** Start **

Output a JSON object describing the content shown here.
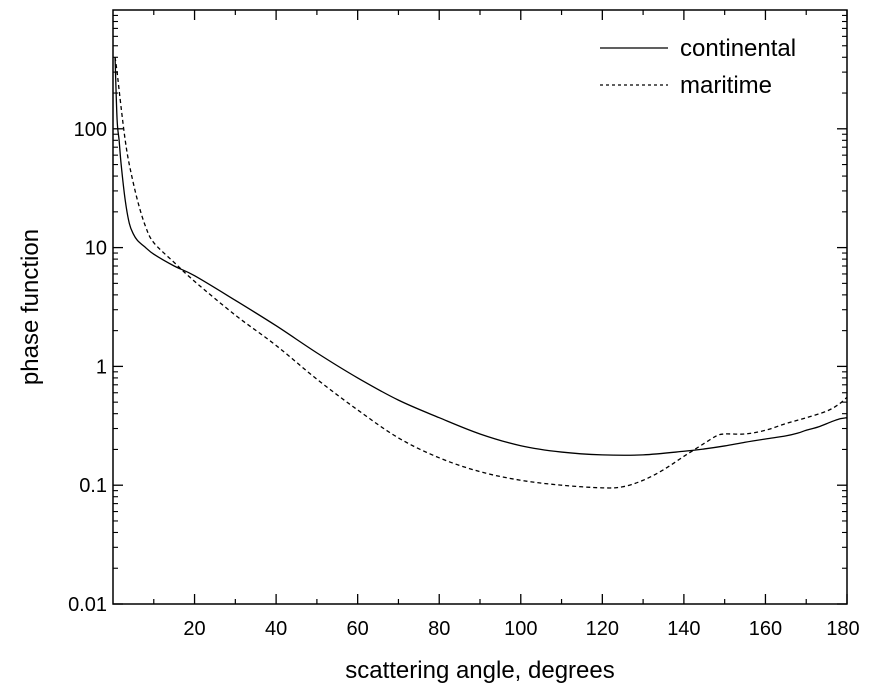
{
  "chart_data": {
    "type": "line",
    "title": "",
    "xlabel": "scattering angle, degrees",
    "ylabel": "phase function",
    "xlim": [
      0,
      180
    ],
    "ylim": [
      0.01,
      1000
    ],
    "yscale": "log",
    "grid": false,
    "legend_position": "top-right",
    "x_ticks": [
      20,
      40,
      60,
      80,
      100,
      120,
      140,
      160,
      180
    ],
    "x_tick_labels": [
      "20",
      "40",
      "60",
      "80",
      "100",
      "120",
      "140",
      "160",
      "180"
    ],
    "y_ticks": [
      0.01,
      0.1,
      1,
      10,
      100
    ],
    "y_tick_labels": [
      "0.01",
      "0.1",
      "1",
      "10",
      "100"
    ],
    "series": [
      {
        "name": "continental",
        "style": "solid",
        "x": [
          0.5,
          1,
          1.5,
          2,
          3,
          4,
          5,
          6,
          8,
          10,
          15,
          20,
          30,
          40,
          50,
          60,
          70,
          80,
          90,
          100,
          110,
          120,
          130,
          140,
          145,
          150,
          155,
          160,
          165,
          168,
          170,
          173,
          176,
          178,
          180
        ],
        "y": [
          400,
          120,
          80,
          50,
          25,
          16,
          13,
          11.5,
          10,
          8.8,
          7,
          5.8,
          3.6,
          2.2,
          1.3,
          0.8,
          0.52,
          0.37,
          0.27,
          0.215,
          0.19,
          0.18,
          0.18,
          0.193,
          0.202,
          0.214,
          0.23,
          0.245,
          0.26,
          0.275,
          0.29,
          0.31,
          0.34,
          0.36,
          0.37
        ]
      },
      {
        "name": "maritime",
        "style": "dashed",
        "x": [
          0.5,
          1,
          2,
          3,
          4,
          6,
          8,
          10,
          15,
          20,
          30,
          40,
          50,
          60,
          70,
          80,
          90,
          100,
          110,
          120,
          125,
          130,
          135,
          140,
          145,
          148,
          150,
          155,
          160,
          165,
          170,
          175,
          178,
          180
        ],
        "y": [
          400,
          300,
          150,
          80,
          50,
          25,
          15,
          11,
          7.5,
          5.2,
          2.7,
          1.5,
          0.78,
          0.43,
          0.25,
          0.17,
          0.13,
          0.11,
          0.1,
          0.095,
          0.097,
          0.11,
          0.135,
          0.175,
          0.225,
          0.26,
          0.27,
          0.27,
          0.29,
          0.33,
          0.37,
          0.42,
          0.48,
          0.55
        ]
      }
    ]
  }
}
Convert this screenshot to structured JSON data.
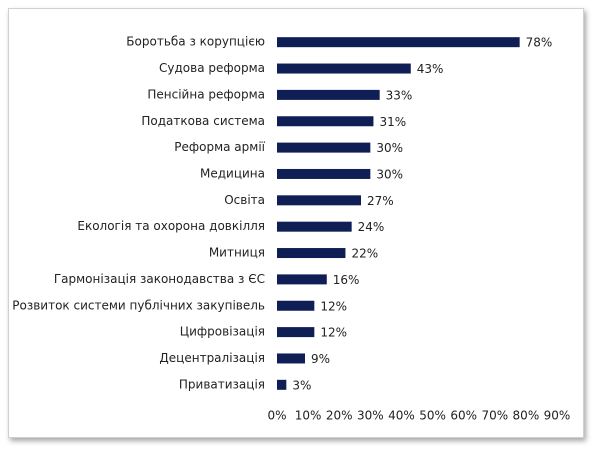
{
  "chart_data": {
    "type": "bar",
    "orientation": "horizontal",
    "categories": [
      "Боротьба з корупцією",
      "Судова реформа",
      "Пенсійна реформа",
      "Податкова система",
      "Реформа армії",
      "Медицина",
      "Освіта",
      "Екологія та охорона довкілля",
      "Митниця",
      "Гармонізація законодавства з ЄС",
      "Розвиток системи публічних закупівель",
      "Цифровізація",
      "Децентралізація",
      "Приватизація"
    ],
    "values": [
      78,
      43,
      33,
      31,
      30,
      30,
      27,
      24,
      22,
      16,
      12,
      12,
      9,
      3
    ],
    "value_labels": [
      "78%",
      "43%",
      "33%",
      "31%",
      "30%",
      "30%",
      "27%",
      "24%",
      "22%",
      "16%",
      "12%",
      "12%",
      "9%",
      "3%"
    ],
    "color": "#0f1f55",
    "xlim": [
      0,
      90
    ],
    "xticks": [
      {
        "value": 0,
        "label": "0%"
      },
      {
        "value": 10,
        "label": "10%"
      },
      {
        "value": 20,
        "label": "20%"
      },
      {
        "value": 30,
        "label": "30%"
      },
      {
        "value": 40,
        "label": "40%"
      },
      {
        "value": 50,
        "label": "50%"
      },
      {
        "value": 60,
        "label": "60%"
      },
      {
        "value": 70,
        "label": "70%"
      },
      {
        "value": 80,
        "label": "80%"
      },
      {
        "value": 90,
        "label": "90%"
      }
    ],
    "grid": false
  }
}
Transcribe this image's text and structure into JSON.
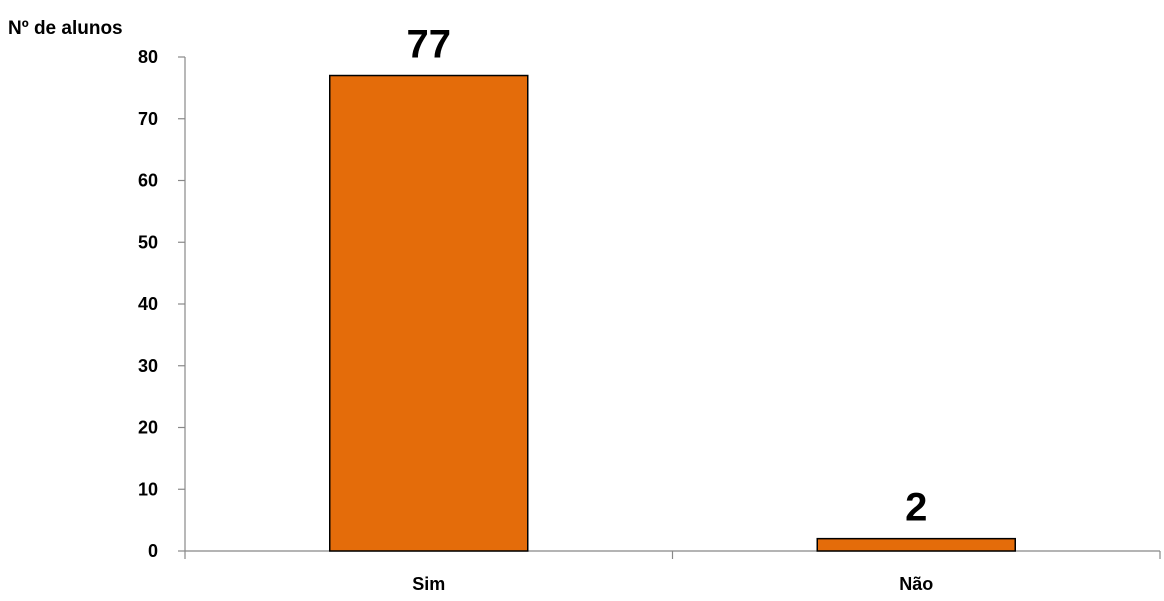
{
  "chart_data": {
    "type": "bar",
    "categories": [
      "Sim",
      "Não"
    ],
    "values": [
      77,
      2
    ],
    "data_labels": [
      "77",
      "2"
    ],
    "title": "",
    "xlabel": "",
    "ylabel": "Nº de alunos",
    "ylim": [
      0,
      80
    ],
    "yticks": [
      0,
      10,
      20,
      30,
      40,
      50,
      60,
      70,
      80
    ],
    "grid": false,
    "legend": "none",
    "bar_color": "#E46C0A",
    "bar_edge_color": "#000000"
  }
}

** End **

EXERCISE OBJECTIVE:
Work out how many lines of the listing above include the word "this". Reply with nothing but the count.

RIGHT ANSWER:
2